» **Objective**
Copy out each line that has "Frequency" in it.

(begin)

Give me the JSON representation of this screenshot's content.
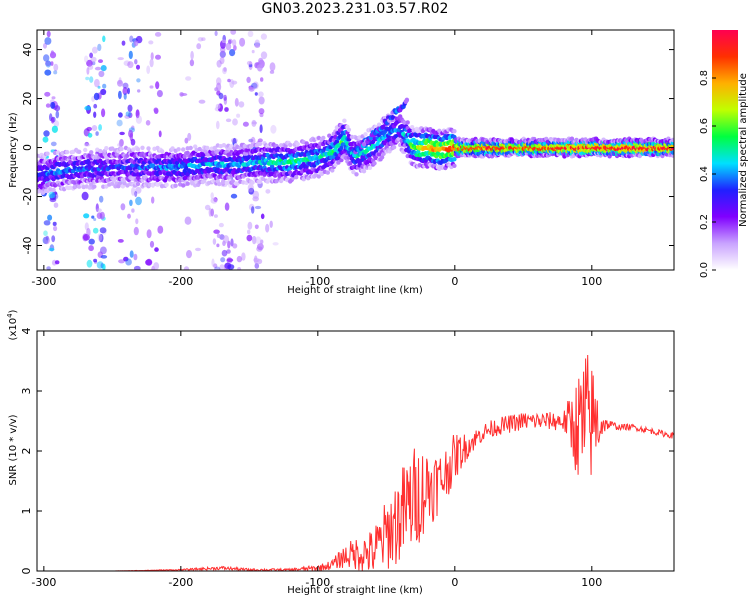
{
  "title": "GN03.2023.231.03.57.R02",
  "spectrogram": {
    "xlabel": "Height of straight line (km)",
    "ylabel": "Frequency (Hz)",
    "xlim": [
      -305,
      160
    ],
    "ylim": [
      -50,
      48
    ],
    "xticks": [
      -300,
      -200,
      -100,
      0,
      100
    ],
    "yticks": [
      -40,
      -20,
      0,
      20,
      40
    ],
    "colorbar": {
      "label": "Normalized spectral amplitude",
      "range": [
        0,
        1
      ],
      "ticks": [
        "0.0",
        "0.2",
        "0.4",
        "0.6",
        "0.8"
      ],
      "tick_values": [
        0.0,
        0.2,
        0.4,
        0.6,
        0.8
      ],
      "colors": [
        "#ffffff",
        "#c9a3ff",
        "#8000ff",
        "#2020ff",
        "#00e0ff",
        "#00ff40",
        "#c0ff00",
        "#ffb000",
        "#ff3000",
        "#ff0050"
      ]
    }
  },
  "chart_data": [
    {
      "type": "heatmap",
      "xlabel": "Height of straight line (km)",
      "ylabel": "Frequency (Hz)",
      "xlim": [
        -305,
        160
      ],
      "ylim": [
        -50,
        48
      ],
      "ridge": {
        "x": [
          -305,
          -280,
          -250,
          -220,
          -200,
          -180,
          -160,
          -140,
          -120,
          -100,
          -90,
          -80,
          -75,
          -70,
          -60,
          -50,
          -40,
          -30,
          -20,
          -10,
          0,
          20,
          40,
          60,
          80,
          95,
          100,
          120,
          140,
          160
        ],
        "freq": [
          -11,
          -9,
          -8,
          -8,
          -8,
          -7,
          -7,
          -6,
          -6,
          -4,
          -2,
          4,
          -3,
          -3,
          0,
          5,
          8,
          0,
          0,
          -1,
          0,
          0,
          0,
          0,
          0,
          0,
          0,
          0,
          0,
          0
        ],
        "amplitude": [
          0.35,
          0.35,
          0.3,
          0.35,
          0.4,
          0.4,
          0.4,
          0.45,
          0.5,
          0.45,
          0.5,
          0.55,
          0.4,
          0.45,
          0.45,
          0.4,
          0.35,
          0.6,
          0.75,
          0.8,
          0.85,
          0.9,
          0.9,
          0.9,
          0.9,
          0.95,
          0.95,
          0.95,
          0.95,
          0.95
        ]
      }
    },
    {
      "type": "line",
      "xlabel": "Height of straight line (km)",
      "ylabel": "SNR (10 * v/v)",
      "y_multiplier_label": "(x10^4)",
      "xlim": [
        -305,
        160
      ],
      "ylim": [
        0,
        4
      ],
      "xticks": [
        -300,
        -200,
        -100,
        0,
        100
      ],
      "yticks": [
        0,
        1,
        2,
        3,
        4
      ],
      "color": "#ff3030",
      "series": [
        {
          "x": [
            -305,
            -250,
            -200,
            -170,
            -150,
            -120,
            -100,
            -90,
            -80,
            -70,
            -60,
            -50,
            -40,
            -30,
            -20,
            -10,
            0,
            10,
            20,
            30,
            40,
            50,
            60,
            70,
            80,
            90,
            95,
            100,
            110,
            120,
            130,
            140,
            150,
            160
          ],
          "values": [
            0.0,
            0.0,
            0.02,
            0.05,
            0.02,
            0.02,
            0.05,
            0.1,
            0.25,
            0.3,
            0.3,
            0.6,
            0.9,
            1.2,
            1.4,
            1.5,
            1.9,
            2.1,
            2.3,
            2.4,
            2.45,
            2.5,
            2.5,
            2.5,
            2.5,
            2.4,
            2.4,
            2.5,
            2.45,
            2.4,
            2.4,
            2.35,
            2.3,
            2.25
          ],
          "noise": [
            0.0,
            0.0,
            0.01,
            0.03,
            0.02,
            0.02,
            0.05,
            0.08,
            0.2,
            0.3,
            0.4,
            0.6,
            0.8,
            0.9,
            0.7,
            0.5,
            0.4,
            0.2,
            0.15,
            0.15,
            0.15,
            0.15,
            0.15,
            0.15,
            0.2,
            0.9,
            1.4,
            1.0,
            0.1,
            0.05,
            0.05,
            0.05,
            0.05,
            0.05
          ]
        }
      ]
    }
  ],
  "snr": {
    "xlabel": "Height of straight line (km)",
    "ylabel": "SNR (10 * v/v)",
    "multiplier": "(x10",
    "multiplier_exp": "4",
    "multiplier_close": ")",
    "xticks": [
      -300,
      -200,
      -100,
      0,
      100
    ],
    "yticks": [
      0,
      1,
      2,
      3,
      4
    ]
  }
}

(end)

» **Response to this task**
    "ylabel": "Frequency (Hz)",
      "ylabel": "Frequency (Hz)",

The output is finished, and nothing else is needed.